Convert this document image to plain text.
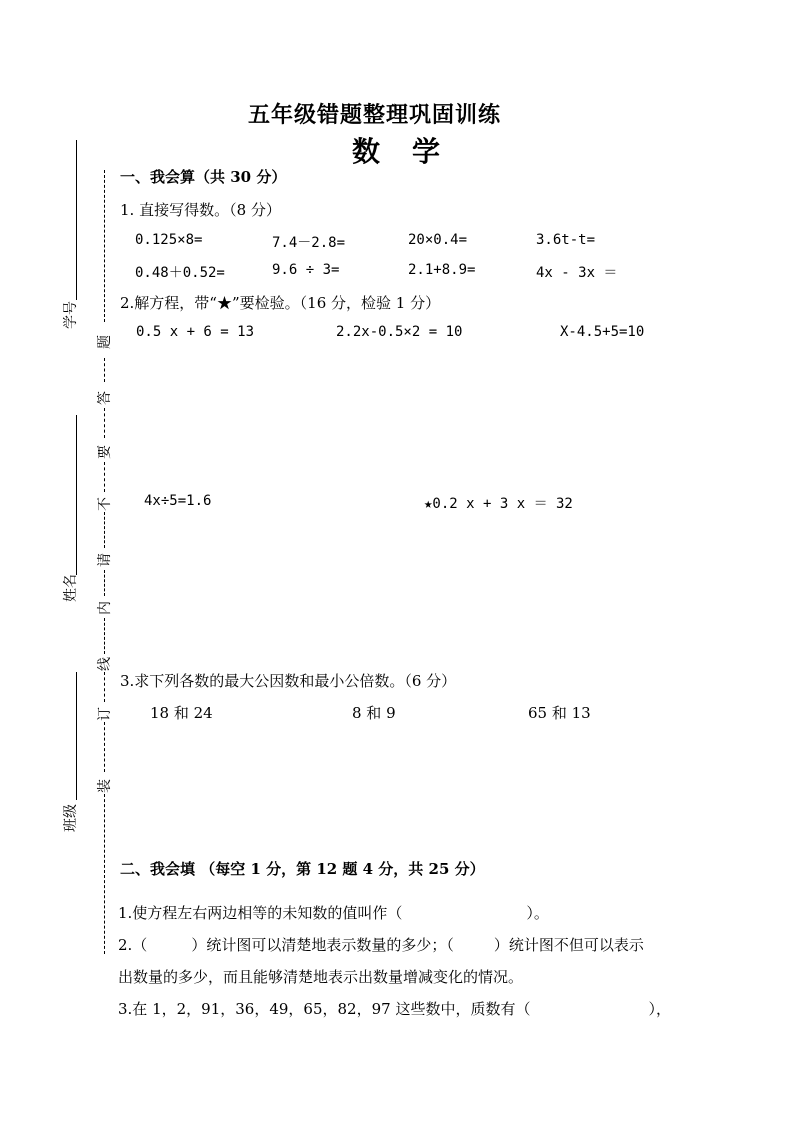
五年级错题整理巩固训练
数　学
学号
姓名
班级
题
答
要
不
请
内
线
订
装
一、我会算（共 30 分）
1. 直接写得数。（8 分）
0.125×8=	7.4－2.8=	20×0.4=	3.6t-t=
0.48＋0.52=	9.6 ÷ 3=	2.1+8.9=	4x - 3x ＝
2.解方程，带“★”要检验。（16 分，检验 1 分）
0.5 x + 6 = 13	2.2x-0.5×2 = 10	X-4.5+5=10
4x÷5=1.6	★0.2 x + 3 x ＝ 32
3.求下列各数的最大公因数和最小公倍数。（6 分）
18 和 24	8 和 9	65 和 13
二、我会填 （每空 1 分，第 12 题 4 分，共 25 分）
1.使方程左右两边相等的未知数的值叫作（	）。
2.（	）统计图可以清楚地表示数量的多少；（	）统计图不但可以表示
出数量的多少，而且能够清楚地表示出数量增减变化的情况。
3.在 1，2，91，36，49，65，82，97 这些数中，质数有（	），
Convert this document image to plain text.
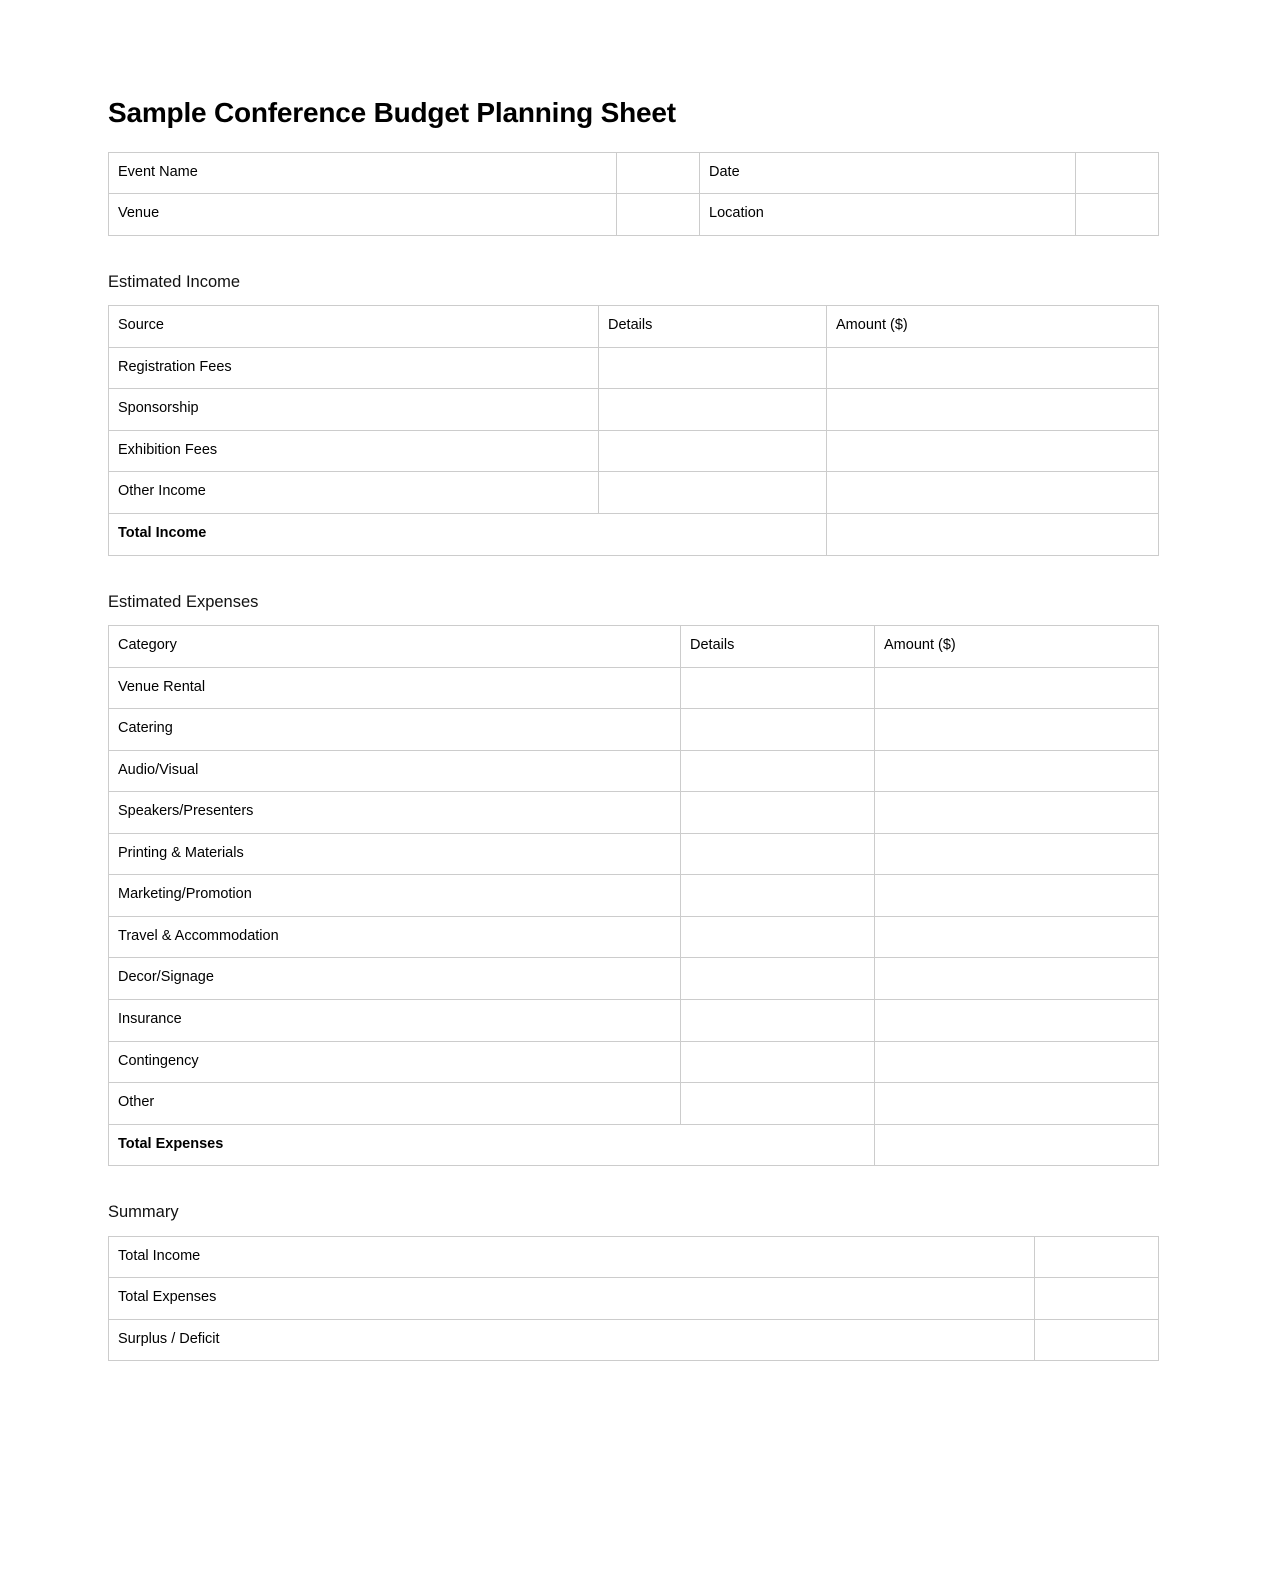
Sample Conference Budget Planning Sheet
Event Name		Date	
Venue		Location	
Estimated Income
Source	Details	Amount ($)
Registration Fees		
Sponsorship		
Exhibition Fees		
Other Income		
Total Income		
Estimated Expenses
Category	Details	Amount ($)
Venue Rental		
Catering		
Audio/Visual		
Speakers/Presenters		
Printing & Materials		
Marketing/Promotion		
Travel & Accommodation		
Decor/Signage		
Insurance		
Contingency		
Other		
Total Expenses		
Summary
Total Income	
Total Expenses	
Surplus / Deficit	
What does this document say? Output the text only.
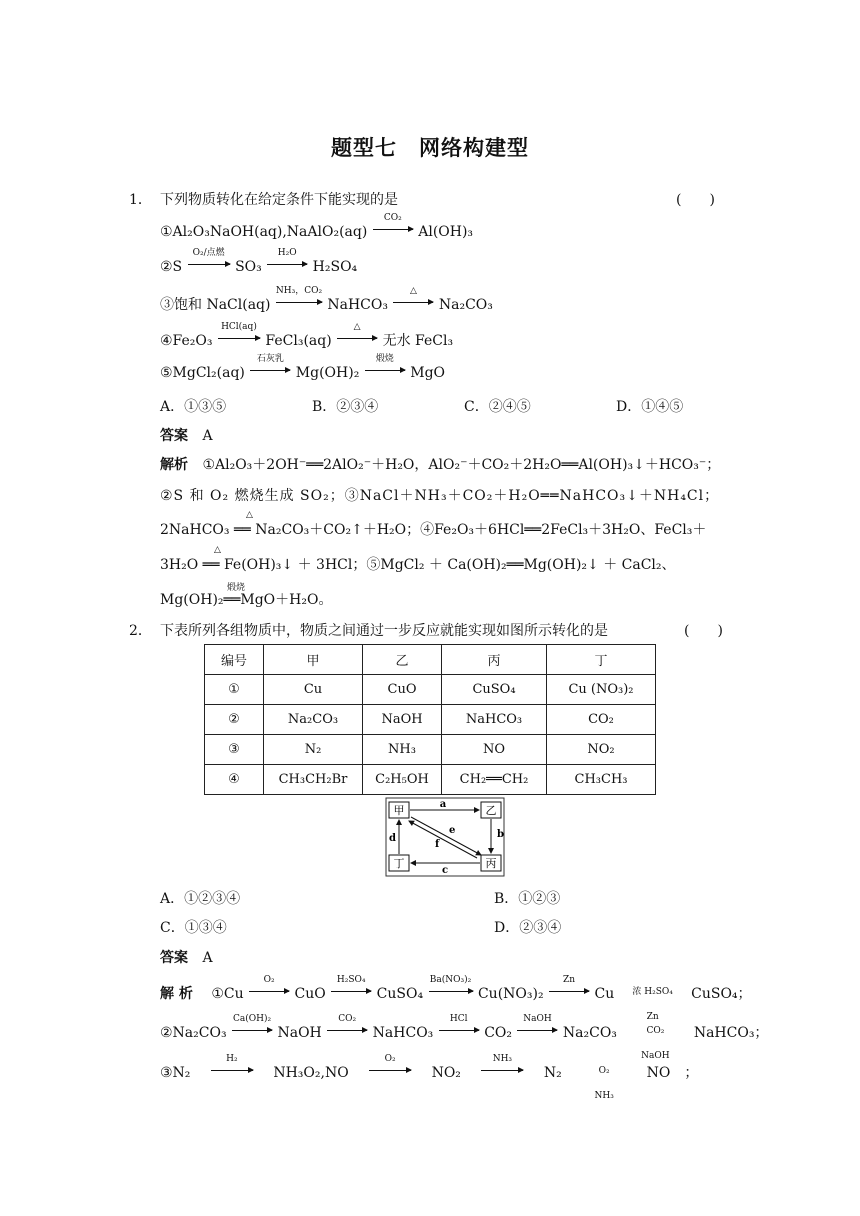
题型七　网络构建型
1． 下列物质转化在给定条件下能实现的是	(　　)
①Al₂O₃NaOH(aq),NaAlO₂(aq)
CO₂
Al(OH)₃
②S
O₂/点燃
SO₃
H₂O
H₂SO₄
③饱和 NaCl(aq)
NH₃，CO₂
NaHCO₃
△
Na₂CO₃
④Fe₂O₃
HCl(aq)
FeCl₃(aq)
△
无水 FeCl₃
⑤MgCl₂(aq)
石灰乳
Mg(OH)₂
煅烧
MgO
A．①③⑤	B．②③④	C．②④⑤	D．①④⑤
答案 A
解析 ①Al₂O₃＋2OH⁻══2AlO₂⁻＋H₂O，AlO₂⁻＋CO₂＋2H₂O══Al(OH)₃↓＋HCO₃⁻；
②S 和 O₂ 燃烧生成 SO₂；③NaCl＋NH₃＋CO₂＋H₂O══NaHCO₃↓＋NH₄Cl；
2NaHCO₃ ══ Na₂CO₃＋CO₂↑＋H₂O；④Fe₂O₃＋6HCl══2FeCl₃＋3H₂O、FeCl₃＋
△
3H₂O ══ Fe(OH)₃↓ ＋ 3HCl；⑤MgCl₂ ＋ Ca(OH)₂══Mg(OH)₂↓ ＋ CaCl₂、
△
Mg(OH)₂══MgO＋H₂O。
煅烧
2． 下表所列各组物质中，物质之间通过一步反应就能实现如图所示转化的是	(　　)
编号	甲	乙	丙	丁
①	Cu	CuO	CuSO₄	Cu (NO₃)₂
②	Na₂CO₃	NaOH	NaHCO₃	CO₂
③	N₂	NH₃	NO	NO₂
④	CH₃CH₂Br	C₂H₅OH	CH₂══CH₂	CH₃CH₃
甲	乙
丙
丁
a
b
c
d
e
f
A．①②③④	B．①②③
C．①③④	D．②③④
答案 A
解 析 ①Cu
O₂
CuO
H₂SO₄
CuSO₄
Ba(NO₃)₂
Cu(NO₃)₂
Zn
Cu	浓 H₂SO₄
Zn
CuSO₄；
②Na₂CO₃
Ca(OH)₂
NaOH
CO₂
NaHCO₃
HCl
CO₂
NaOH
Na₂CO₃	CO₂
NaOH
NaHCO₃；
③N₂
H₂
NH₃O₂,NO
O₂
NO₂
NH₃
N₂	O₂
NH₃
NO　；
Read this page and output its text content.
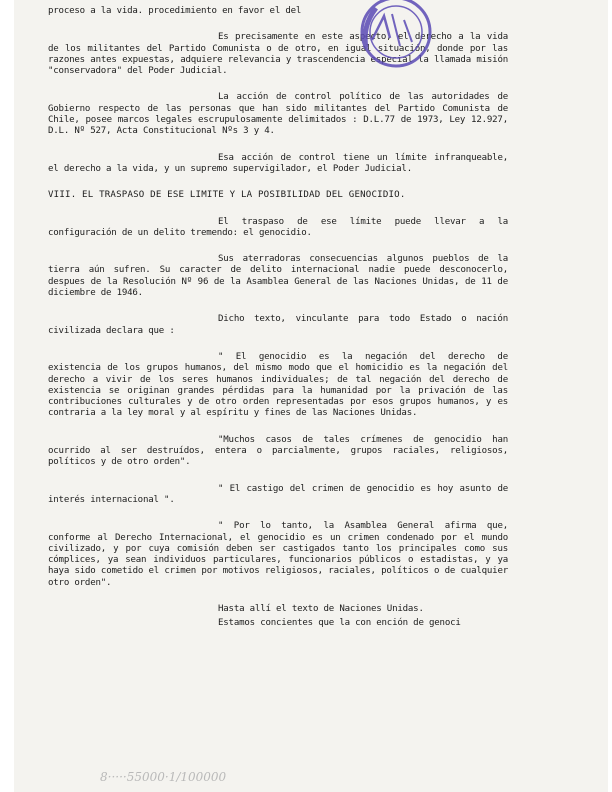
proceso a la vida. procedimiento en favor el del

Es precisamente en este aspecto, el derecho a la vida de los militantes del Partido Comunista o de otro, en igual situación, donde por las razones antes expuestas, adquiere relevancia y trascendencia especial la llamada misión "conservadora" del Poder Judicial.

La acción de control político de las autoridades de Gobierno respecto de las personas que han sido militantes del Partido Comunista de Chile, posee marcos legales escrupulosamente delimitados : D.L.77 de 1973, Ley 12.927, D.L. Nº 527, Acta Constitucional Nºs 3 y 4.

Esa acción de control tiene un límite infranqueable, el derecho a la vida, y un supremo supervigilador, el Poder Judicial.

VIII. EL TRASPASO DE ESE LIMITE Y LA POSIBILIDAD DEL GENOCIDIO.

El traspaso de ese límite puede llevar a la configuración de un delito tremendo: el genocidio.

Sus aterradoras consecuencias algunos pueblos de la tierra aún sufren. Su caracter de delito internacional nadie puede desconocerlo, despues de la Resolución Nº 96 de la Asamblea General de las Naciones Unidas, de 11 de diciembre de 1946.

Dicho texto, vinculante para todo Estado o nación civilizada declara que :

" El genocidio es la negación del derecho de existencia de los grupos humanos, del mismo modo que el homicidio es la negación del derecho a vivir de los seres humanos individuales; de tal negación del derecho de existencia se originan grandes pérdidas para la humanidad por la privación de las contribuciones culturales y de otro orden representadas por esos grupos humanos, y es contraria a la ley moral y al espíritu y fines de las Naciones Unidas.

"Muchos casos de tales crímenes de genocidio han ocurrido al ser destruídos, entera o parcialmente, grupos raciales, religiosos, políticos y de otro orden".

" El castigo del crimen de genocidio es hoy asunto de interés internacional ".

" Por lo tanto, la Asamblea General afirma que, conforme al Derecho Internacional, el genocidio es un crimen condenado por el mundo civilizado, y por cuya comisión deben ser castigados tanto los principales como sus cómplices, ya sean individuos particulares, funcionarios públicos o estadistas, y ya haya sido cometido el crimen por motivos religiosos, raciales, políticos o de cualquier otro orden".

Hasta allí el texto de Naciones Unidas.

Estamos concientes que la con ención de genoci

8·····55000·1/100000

§ **THE TASK**:
Quote the preceding listing precisely and completely, omitting its images.

§ **THE RESULT**:
Convert this document image to plain text.
五年级错题整理巩固训练
数　学
学号
姓名
班级
题
答
要
不
请
内
线
订
装
一、我会算（共 30 分）
1. 直接写得数。（8 分）
0.125×8=	7.4－2.8=	20×0.4=	3.6t-t=
0.48＋0.52=	9.6 ÷ 3=	2.1+8.9=	4x - 3x ＝
2.解方程，带“★”要检验。（16 分，检验 1 分）
0.5 x + 6 = 13	2.2x-0.5×2 = 10	X-4.5+5=10
4x÷5=1.6	★0.2 x + 3 x ＝ 32
3.求下列各数的最大公因数和最小公倍数。（6 分）
18 和 24	8 和 9	65 和 13
二、我会填 （每空 1 分，第 12 题 4 分，共 25 分）
1.使方程左右两边相等的未知数的值叫作（	）。
2.（	）统计图可以清楚地表示数量的多少；（	）统计图不但可以表示
出数量的多少，而且能够清楚地表示出数量增减变化的情况。
3.在 1，2，91，36，49，65，82，97 这些数中，质数有（	），
Convert this document image to plain text.
Sample Conference Budget Planning Sheet
Event Name		Date	
Venue		Location	
Estimated Income
Source	Details	Amount ($)
Registration Fees		
Sponsorship		
Exhibition Fees		
Other Income		
Total Income		
Estimated Expenses
Category	Details	Amount ($)
Venue Rental		
Catering		
Audio/Visual		
Speakers/Presenters		
Printing & Materials		
Marketing/Promotion		
Travel & Accommodation		
Decor/Signage		
Insurance		
Contingency		
Other		
Total Expenses		
Summary
Total Income	
Total Expenses	
Surplus / Deficit	
What does this document say? Output the text only.
题型七　网络构建型
1． 下列物质转化在给定条件下能实现的是	(　　)
①Al₂O₃NaOH(aq),NaAlO₂(aq)
CO₂
Al(OH)₃
②S
O₂/点燃
SO₃
H₂O
H₂SO₄
③饱和 NaCl(aq)
NH₃，CO₂
NaHCO₃
△
Na₂CO₃
④Fe₂O₃
HCl(aq)
FeCl₃(aq)
△
无水 FeCl₃
⑤MgCl₂(aq)
石灰乳
Mg(OH)₂
煅烧
MgO
A．①③⑤	B．②③④	C．②④⑤	D．①④⑤
答案 A
解析 ①Al₂O₃＋2OH⁻══2AlO₂⁻＋H₂O，AlO₂⁻＋CO₂＋2H₂O══Al(OH)₃↓＋HCO₃⁻；
②S 和 O₂ 燃烧生成 SO₂；③NaCl＋NH₃＋CO₂＋H₂O══NaHCO₃↓＋NH₄Cl；
2NaHCO₃ ══ Na₂CO₃＋CO₂↑＋H₂O；④Fe₂O₃＋6HCl══2FeCl₃＋3H₂O、FeCl₃＋
△
3H₂O ══ Fe(OH)₃↓ ＋ 3HCl；⑤MgCl₂ ＋ Ca(OH)₂══Mg(OH)₂↓ ＋ CaCl₂、
△
Mg(OH)₂══MgO＋H₂O。
煅烧
2． 下表所列各组物质中，物质之间通过一步反应就能实现如图所示转化的是	(　　)
编号	甲	乙	丙	丁
①	Cu	CuO	CuSO₄	Cu (NO₃)₂
②	Na₂CO₃	NaOH	NaHCO₃	CO₂
③	N₂	NH₃	NO	NO₂
④	CH₃CH₂Br	C₂H₅OH	CH₂══CH₂	CH₃CH₃
甲	乙
丙
丁
a
b
c
d
e
f
A．①②③④	B．①②③
C．①③④	D．②③④
答案 A
解 析 ①Cu
O₂
CuO
H₂SO₄
CuSO₄
Ba(NO₃)₂
Cu(NO₃)₂
Zn
Cu	浓 H₂SO₄
Zn
CuSO₄；
②Na₂CO₃
Ca(OH)₂
NaOH
CO₂
NaHCO₃
HCl
CO₂
NaOH
Na₂CO₃	CO₂
NaOH
NaHCO₃；
③N₂
H₂
NH₃O₂,NO
O₂
NO₂
NH₃
N₂	O₂
NH₃
NO　；
Read this page and output its text content.
proceso a la vida. procedimiento en favor el del

Es precisamente en este aspecto, el derecho a la vida de los militantes del Partido Comunista o de otro, en igual situación, donde por las razones antes expuestas, adquiere relevancia y trascendencia especial la llamada misión "conservadora" del Poder Judicial.

La acción de control político de las autoridades de Gobierno respecto de las personas que han sido militantes del Partido Comunista de Chile, posee marcos legales escrupulosamente delimitados : D.L.77 de 1973, Ley 12.927, D.L. Nº 527, Acta Constitucional Nºs 3 y 4.

Esa acción de control tiene un límite infranqueable, el derecho a la vida, y un supremo supervigilador, el Poder Judicial.

VIII. EL TRASPASO DE ESE LIMITE Y LA POSIBILIDAD DEL GENOCIDIO.

El traspaso de ese límite puede llevar a la configuración de un delito tremendo: el genocidio.

Sus aterradoras consecuencias algunos pueblos de la tierra aún sufren. Su caracter de delito internacional nadie puede desconocerlo, despues de la Resolución Nº 96 de la Asamblea General de las Naciones Unidas, de 11 de diciembre de 1946.

Dicho texto, vinculante para todo Estado o nación civilizada declara que :

" El genocidio es la negación del derecho de existencia de los grupos humanos, del mismo modo que el homicidio es la negación del derecho a vivir de los seres humanos individuales; de tal negación del derecho de existencia se originan grandes pérdidas para la humanidad por la privación de las contribuciones culturales y de otro orden representadas por esos grupos humanos, y es contraria a la ley moral y al espíritu y fines de las Naciones Unidas.

"Muchos casos de tales crímenes de genocidio han ocurrido al ser destruídos, entera o parcialmente, grupos raciales, religiosos, políticos y de otro orden".

" El castigo del crimen de genocidio es hoy asunto de interés internacional ".

" Por lo tanto, la Asamblea General afirma que, conforme al Derecho Internacional, el genocidio es un crimen condenado por el mundo civilizado, y por cuya comisión deben ser castigados tanto los principales como sus cómplices, ya sean individuos particulares, funcionarios públicos o estadistas, y ya haya sido cometido el crimen por motivos religiosos, raciales, políticos o de cualquier otro orden".

Hasta allí el texto de Naciones Unidas.

Estamos concientes que la con ención de genoci

8·····55000·1/100000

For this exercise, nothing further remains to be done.